■ **Set problem**: Scan the lines below for the word "text". Copy each line you find it in.
[START]
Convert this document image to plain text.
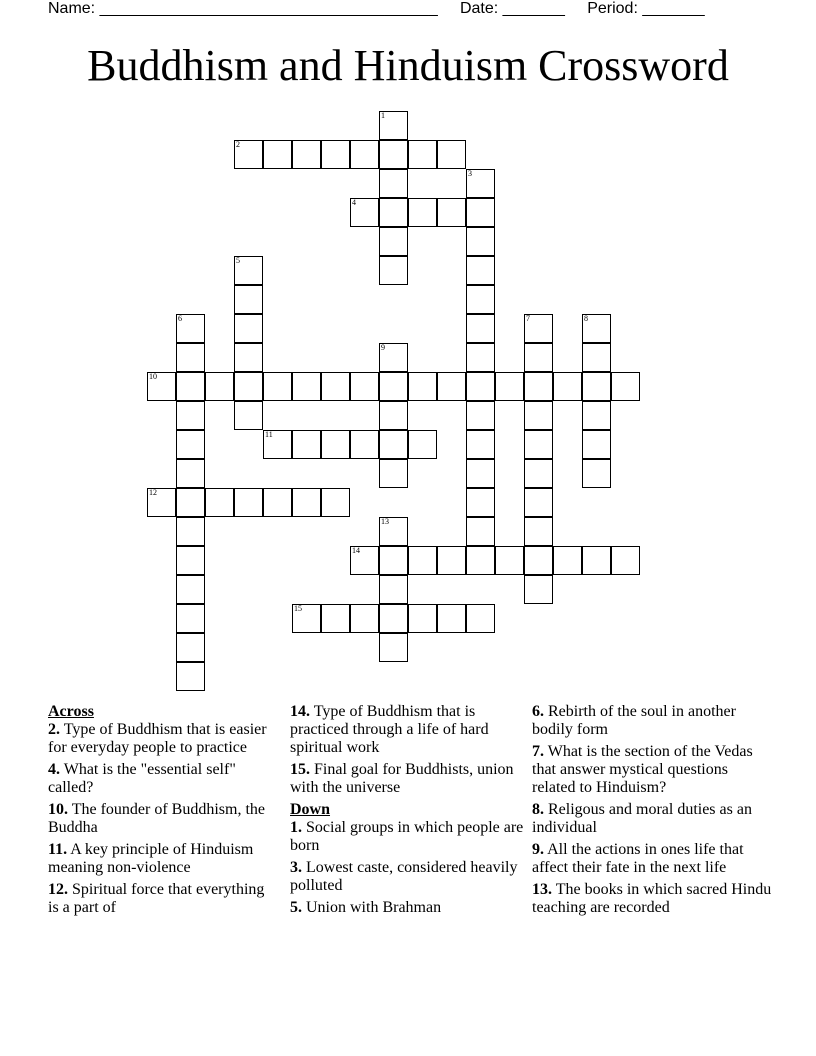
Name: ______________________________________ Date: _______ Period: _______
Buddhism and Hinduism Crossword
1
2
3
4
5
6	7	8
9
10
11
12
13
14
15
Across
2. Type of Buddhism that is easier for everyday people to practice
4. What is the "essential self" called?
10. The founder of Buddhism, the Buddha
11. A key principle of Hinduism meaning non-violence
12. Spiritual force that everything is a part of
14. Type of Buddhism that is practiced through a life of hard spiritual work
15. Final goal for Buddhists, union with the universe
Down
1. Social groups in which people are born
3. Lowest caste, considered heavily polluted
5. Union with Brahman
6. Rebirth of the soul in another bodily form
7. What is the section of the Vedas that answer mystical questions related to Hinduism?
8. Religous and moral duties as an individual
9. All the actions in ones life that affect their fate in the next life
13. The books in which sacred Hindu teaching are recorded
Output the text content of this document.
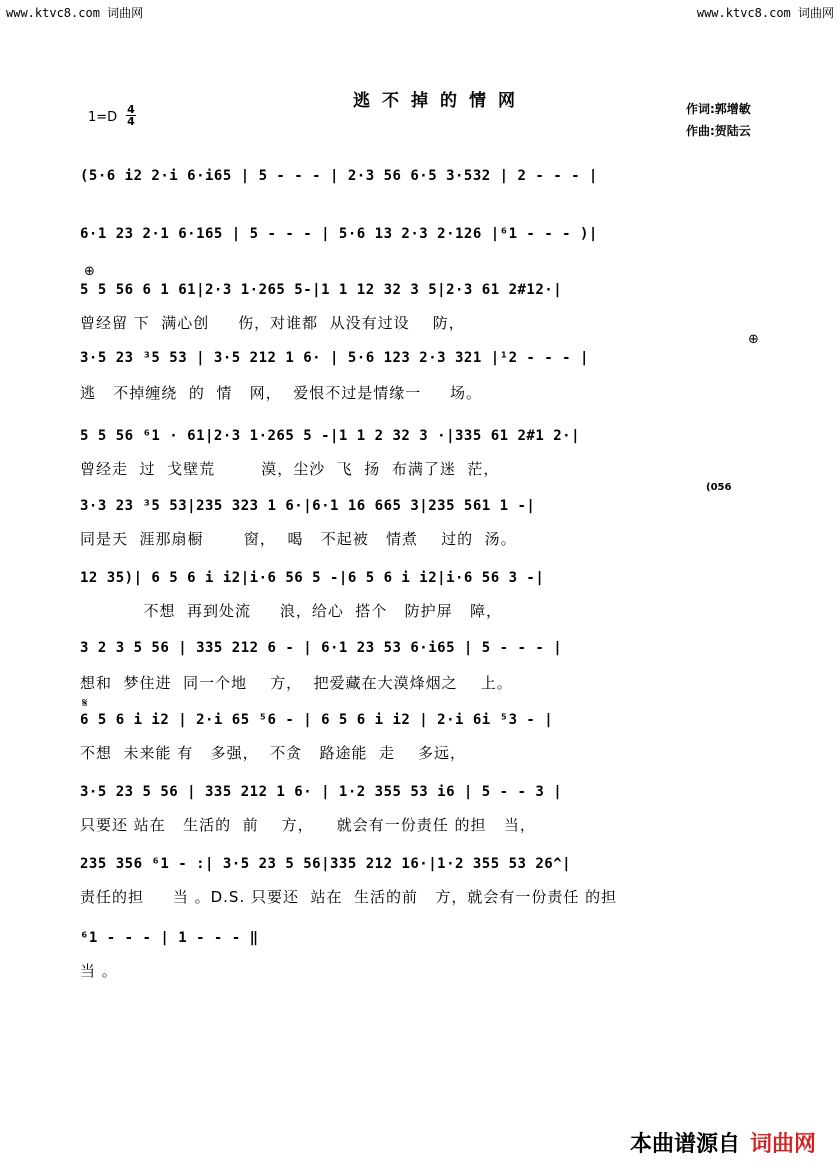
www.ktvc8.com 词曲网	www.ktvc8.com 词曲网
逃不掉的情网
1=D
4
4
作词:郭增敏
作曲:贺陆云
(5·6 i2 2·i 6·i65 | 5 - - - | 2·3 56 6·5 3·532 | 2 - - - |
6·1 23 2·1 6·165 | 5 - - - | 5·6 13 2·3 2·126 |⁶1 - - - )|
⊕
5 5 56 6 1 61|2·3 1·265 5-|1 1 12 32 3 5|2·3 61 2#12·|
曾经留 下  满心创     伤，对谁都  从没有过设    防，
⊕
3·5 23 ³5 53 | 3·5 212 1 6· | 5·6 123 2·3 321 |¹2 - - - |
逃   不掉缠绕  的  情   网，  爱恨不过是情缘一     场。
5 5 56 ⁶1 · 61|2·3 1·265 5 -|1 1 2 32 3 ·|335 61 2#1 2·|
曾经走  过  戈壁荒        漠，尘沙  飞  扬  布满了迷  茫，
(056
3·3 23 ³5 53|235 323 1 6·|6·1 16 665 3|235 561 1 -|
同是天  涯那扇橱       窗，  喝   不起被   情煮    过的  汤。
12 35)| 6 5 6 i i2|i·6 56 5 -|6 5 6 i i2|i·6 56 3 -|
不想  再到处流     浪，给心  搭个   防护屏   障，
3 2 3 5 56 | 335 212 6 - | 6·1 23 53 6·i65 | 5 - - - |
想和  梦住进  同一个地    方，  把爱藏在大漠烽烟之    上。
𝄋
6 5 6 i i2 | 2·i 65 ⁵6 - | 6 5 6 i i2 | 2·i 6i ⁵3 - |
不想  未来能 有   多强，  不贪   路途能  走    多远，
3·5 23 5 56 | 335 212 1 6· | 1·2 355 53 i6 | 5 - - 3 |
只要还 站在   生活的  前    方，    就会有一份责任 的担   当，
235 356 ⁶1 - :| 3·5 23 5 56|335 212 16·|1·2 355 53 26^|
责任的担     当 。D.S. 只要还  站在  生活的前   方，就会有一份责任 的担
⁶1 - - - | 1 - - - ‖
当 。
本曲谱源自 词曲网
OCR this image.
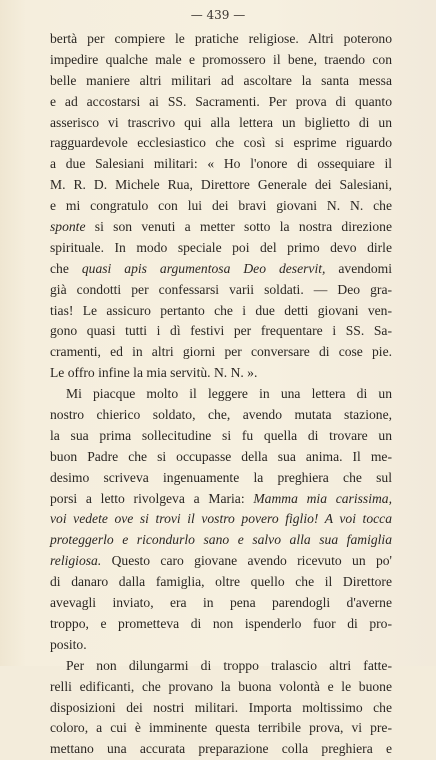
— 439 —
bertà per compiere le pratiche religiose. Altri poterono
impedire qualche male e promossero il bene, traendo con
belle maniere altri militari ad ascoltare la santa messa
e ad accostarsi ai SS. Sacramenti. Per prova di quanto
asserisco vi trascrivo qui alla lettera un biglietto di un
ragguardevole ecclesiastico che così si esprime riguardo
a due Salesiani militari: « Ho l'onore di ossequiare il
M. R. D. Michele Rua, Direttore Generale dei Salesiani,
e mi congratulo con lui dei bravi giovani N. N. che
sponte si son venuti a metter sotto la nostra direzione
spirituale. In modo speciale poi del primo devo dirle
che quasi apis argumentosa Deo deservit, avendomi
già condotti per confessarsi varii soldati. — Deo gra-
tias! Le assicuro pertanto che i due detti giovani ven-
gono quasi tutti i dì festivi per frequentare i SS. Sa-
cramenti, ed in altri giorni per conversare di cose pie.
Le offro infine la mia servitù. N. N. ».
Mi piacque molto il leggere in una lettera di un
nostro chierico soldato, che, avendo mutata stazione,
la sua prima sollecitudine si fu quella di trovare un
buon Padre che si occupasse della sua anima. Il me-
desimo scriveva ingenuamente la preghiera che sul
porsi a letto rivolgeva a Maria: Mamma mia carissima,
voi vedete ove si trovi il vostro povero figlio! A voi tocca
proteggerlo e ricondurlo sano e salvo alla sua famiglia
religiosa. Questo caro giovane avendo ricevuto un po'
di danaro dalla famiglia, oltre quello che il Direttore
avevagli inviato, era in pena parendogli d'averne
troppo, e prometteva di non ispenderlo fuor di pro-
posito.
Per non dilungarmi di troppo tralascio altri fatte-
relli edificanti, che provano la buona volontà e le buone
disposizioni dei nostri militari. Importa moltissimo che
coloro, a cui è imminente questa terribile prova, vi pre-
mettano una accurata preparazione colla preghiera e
[END]
■ **Answer to the task**:
Convert this document image to plain text.
Output the text content of this document.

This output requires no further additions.